***** The data *****

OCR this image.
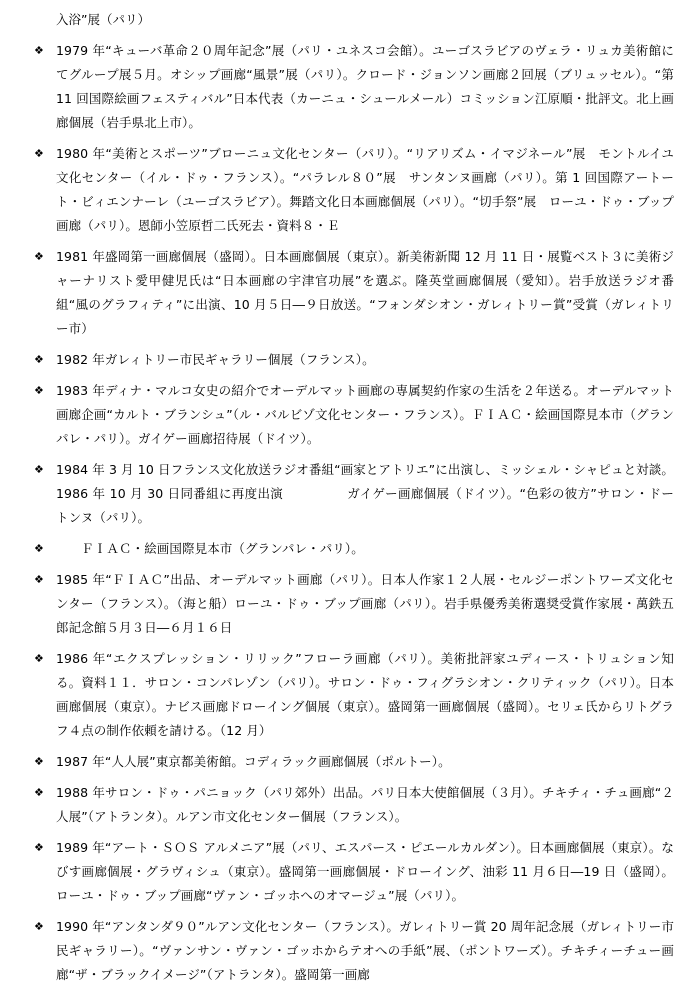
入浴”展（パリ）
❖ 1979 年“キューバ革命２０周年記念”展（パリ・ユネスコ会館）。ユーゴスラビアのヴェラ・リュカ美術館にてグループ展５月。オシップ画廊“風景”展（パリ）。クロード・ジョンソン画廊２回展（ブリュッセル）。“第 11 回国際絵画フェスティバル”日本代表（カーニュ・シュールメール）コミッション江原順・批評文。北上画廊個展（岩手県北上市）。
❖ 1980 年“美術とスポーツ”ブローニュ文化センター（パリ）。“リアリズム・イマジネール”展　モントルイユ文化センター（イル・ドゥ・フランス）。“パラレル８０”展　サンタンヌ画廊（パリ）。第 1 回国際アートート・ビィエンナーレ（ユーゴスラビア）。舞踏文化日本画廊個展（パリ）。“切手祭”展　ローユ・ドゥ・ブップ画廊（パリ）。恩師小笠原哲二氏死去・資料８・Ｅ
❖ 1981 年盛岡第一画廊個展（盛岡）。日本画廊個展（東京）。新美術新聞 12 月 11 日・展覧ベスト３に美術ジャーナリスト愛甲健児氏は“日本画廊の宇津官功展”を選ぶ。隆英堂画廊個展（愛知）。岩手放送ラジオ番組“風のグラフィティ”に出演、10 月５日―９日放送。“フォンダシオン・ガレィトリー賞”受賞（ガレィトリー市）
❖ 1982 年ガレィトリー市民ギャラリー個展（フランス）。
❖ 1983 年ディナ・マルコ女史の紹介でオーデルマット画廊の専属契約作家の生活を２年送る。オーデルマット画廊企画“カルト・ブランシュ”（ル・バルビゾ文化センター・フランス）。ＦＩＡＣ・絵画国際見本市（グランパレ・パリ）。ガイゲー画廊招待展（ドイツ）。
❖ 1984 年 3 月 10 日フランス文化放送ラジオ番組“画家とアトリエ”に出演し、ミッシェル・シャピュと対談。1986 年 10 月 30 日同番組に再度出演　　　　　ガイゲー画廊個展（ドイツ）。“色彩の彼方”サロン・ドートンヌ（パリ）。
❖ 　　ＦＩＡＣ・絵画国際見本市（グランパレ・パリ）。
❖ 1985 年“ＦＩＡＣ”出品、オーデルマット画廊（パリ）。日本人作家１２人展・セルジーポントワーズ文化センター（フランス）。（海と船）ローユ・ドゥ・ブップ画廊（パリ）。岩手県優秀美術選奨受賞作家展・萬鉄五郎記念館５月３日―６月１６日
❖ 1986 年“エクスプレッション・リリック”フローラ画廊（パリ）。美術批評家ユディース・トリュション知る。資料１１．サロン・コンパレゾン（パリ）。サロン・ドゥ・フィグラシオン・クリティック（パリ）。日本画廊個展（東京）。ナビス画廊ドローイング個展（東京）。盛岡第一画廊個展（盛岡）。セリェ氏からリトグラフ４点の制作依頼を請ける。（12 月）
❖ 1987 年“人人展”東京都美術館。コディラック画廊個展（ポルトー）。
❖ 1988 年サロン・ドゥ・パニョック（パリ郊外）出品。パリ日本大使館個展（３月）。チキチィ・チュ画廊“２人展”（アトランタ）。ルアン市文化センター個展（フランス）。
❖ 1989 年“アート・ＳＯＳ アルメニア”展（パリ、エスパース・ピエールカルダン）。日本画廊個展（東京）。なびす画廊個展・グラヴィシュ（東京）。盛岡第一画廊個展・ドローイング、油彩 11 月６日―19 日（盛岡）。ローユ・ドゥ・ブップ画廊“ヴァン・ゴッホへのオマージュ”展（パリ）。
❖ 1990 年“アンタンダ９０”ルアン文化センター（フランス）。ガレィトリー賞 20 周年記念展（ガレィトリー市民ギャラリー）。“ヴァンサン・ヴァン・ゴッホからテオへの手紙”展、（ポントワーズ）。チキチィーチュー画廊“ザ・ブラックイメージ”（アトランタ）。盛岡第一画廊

*****
***** The data *****

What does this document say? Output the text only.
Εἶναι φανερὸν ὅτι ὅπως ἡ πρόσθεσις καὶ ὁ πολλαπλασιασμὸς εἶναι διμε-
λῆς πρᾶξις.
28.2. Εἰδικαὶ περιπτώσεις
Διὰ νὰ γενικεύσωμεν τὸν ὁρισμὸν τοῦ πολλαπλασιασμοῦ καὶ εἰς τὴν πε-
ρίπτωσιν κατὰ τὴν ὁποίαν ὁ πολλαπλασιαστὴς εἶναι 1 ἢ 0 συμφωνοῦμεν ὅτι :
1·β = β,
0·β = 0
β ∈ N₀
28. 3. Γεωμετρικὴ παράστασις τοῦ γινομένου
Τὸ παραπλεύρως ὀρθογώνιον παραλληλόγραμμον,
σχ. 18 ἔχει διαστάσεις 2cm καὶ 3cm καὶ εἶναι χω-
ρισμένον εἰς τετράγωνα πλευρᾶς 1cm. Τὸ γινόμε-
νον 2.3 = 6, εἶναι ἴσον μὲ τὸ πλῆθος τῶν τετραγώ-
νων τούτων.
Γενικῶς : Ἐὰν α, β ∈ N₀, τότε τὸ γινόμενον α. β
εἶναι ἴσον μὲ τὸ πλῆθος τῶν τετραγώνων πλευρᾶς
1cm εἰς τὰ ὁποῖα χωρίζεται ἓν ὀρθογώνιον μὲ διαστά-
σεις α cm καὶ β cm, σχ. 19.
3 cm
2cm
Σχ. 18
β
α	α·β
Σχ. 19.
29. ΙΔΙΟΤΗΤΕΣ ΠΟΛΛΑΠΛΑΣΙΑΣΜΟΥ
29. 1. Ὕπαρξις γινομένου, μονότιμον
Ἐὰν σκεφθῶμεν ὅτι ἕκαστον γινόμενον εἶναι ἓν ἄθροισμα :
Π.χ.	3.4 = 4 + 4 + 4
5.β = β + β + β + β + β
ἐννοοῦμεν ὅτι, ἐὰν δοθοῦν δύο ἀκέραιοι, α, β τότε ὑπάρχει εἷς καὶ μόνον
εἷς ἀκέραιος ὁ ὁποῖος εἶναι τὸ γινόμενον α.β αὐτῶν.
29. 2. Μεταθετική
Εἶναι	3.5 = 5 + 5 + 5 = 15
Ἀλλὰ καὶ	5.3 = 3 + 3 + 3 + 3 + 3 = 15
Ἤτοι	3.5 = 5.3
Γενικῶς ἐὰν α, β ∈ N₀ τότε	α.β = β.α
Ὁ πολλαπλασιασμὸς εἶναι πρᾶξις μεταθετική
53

*****

--- What this task involves ---
Write only the number of lines in the data above that include "τότε".

--- Written reply ---
3